▶ [Supplied data]:
────────────────────
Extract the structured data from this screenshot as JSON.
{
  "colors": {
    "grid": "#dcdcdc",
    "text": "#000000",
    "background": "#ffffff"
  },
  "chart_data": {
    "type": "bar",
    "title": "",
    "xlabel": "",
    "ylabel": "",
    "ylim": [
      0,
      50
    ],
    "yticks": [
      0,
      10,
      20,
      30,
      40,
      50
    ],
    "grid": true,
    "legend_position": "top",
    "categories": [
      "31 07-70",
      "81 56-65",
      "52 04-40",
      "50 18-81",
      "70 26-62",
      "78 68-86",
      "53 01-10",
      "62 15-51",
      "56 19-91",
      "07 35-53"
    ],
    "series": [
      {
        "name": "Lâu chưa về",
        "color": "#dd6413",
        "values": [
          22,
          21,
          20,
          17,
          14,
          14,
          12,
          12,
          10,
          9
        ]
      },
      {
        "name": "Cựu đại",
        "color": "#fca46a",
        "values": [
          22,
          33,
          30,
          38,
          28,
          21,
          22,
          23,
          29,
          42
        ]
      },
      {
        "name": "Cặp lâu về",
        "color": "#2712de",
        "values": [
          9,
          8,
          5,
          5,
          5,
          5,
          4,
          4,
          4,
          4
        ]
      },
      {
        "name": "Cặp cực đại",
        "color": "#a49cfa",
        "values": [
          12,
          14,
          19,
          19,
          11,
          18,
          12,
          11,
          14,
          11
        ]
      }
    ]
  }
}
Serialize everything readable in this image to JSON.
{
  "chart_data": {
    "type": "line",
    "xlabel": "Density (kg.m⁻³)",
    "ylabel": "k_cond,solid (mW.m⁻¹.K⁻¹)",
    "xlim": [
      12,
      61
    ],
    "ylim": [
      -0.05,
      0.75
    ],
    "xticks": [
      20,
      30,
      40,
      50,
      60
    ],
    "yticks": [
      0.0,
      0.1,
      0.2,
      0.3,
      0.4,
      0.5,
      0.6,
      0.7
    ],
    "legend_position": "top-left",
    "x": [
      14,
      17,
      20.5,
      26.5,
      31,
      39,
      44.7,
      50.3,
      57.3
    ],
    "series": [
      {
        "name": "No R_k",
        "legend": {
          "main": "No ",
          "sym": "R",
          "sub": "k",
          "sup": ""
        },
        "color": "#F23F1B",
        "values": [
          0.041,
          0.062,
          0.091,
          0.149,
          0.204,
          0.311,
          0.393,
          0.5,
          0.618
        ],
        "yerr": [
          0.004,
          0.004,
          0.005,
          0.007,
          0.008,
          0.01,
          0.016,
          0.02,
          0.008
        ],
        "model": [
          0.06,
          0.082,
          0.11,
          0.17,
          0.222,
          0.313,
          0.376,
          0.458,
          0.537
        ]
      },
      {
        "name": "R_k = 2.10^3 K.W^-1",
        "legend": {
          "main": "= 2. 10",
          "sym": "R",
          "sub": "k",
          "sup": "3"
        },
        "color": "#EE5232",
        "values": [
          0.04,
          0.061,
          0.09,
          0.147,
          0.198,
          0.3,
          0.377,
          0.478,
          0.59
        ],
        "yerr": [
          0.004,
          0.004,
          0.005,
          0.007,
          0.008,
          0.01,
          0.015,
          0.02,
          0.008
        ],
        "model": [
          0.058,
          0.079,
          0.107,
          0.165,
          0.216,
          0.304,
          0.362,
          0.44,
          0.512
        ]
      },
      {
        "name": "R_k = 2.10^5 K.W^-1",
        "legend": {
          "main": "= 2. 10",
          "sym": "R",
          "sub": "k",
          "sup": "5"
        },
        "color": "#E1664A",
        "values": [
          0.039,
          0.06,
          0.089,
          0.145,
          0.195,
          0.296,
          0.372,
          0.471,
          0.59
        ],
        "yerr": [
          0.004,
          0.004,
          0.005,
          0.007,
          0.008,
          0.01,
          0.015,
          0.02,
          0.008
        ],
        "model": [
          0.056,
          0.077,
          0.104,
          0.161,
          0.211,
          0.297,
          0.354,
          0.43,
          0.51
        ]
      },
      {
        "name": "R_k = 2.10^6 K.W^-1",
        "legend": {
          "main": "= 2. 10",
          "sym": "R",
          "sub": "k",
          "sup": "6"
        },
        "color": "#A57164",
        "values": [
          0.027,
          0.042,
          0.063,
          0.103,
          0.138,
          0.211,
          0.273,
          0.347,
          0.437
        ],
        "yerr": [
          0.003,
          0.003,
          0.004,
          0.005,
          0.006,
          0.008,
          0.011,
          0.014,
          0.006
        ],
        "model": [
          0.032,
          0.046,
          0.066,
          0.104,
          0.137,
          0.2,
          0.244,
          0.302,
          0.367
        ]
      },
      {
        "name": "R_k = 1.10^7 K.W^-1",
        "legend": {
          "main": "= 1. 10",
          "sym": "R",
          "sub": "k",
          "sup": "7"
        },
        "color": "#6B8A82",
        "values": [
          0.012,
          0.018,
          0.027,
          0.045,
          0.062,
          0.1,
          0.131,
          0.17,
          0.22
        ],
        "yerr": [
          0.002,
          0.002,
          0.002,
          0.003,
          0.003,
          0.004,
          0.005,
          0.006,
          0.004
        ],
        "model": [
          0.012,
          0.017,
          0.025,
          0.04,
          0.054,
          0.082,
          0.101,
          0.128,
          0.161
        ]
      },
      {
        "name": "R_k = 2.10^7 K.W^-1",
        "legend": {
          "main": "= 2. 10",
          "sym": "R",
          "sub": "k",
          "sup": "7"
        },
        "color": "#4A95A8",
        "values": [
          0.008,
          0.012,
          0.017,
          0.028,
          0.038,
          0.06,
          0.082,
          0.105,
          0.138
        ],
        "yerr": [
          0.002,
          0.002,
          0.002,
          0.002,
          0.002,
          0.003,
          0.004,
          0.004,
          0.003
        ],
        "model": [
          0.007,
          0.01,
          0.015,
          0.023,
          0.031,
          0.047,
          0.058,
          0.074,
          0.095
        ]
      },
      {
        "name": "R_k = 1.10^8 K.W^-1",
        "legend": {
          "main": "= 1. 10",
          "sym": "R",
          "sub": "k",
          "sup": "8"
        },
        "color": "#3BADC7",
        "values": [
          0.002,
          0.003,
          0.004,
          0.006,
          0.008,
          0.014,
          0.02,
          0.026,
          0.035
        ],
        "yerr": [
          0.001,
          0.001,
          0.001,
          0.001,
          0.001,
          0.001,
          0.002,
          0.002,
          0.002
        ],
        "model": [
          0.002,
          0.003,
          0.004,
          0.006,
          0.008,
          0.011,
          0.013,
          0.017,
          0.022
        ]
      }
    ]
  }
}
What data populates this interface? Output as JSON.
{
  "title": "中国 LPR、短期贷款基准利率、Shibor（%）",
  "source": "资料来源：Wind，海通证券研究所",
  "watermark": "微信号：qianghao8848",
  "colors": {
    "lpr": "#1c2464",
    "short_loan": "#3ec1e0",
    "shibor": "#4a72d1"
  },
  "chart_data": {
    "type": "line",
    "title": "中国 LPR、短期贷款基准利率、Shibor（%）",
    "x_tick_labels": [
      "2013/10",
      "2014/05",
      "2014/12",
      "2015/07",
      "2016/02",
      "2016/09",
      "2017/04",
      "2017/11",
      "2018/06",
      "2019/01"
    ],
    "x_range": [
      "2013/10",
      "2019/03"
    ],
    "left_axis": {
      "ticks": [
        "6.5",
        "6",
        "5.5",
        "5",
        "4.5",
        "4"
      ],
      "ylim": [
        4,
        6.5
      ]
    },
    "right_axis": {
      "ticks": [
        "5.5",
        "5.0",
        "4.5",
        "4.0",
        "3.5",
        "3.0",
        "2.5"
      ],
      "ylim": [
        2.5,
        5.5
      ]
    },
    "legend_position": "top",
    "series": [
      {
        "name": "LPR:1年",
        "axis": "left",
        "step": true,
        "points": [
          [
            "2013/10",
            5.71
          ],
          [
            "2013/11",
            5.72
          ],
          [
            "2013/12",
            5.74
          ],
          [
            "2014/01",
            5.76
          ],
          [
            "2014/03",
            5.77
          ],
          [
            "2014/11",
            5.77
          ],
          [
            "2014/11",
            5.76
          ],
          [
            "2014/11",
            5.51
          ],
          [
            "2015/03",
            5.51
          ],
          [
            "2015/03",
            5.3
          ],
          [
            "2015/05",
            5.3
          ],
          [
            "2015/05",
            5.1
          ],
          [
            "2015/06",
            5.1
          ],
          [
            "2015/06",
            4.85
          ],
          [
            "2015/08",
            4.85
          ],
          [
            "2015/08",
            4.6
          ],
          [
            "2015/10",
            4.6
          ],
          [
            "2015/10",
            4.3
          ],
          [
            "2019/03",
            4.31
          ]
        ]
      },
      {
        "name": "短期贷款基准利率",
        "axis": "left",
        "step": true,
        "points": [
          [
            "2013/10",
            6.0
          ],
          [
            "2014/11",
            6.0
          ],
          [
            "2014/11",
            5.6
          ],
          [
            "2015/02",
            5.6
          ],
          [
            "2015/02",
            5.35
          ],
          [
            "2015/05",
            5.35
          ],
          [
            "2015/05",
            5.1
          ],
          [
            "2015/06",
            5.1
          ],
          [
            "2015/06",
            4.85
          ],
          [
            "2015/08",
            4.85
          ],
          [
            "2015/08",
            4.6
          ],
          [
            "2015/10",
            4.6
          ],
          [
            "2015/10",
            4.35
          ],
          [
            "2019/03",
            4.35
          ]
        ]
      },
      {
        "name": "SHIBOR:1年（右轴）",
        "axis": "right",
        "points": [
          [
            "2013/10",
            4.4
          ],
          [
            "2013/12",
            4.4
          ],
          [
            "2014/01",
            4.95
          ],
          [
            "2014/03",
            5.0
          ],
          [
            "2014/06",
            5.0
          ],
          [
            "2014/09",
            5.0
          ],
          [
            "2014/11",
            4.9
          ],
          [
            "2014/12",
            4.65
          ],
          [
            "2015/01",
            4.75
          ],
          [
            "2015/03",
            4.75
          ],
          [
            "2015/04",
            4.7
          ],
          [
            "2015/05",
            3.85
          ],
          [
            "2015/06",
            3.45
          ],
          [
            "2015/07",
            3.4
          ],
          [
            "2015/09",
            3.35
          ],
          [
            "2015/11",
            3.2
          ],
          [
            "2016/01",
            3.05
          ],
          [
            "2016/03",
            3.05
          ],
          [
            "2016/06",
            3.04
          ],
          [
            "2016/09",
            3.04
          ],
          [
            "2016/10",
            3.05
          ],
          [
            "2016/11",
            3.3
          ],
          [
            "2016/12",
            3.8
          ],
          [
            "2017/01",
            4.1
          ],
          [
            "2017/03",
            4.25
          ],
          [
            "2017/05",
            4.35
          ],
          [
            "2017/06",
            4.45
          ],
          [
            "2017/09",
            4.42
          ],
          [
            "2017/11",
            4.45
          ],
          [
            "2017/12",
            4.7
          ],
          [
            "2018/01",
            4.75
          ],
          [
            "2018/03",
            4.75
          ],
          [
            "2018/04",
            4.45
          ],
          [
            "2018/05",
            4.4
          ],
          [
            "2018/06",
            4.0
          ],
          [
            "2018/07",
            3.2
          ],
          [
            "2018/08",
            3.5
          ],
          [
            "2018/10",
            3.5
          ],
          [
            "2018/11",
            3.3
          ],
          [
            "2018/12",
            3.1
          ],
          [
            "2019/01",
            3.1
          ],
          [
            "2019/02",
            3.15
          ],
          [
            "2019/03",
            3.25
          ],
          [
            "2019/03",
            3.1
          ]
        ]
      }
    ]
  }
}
────────────────────
▶ [What you have to do]:
Which lines hold the string "title"? List them all.

▶ [Finished task]:
    "title": "",
  "title": "中国 LPR、短期贷款基准利率、Shibor（%）",
    "title": "中国 LPR、短期贷款基准利率、Shibor（%）",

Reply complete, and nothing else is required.